[START OF Material provided]

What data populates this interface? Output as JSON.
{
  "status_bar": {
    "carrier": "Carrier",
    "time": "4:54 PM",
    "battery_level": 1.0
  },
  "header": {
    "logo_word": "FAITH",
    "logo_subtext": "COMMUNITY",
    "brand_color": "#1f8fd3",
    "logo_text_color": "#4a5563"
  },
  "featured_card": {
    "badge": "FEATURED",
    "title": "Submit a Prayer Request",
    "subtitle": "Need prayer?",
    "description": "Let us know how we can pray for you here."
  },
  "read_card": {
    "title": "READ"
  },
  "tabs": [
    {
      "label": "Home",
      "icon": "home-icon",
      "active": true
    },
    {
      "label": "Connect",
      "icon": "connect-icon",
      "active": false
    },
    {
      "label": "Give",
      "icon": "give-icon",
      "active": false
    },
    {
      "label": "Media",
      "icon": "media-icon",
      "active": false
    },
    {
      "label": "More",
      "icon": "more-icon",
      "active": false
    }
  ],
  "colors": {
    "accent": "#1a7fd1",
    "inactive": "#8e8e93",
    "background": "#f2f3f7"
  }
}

[END OF Material provided]

**The problem**
Pick out and copy every line that contains the word "label".

**Answer in full**
      "label": "Home",
      "label": "Connect",
      "label": "Give",
      "label": "Media",
      "label": "More",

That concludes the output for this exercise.